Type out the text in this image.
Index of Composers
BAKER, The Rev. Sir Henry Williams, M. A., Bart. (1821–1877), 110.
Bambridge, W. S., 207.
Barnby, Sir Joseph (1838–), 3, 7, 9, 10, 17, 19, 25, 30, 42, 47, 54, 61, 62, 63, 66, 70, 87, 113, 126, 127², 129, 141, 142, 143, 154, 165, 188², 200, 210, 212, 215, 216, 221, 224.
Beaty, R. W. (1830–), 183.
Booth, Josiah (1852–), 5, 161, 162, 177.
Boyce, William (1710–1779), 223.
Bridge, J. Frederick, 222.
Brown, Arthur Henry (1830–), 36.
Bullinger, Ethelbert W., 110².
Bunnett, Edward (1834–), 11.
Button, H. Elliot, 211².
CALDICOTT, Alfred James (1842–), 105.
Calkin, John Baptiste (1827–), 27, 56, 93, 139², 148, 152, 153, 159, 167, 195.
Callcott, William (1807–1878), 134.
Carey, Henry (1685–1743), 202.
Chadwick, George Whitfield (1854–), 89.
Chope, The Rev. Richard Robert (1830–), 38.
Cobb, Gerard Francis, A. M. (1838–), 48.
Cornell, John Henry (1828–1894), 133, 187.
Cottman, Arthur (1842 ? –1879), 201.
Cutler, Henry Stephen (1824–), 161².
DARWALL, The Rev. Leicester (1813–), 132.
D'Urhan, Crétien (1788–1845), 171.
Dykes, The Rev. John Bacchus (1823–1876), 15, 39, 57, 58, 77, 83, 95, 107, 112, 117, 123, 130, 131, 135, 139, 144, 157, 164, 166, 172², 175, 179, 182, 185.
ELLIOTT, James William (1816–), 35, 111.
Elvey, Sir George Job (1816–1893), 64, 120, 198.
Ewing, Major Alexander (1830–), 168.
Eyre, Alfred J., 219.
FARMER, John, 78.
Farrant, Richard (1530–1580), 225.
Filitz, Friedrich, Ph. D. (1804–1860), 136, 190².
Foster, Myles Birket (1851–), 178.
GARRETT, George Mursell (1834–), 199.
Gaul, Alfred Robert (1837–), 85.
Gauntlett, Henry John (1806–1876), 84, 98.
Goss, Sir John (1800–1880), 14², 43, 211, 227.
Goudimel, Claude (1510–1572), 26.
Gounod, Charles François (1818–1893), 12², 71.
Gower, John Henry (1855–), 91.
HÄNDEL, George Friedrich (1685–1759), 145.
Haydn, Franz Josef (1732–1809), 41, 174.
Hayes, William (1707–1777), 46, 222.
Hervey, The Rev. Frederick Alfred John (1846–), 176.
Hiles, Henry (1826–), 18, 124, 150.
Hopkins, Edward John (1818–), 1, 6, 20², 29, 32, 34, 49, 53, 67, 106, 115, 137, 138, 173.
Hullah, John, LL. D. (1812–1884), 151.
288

━━━━━━

Request.
Pick out each line that holds the string "George".

Answer in full.
Chadwick, George Whitfield (1854–), 89.
Elvey, Sir George Job (1816–1893), 64, 120, 198.
GARRETT, George Mursell (1834–), 199.
HÄNDEL, George Friedrich (1685–1759), 145.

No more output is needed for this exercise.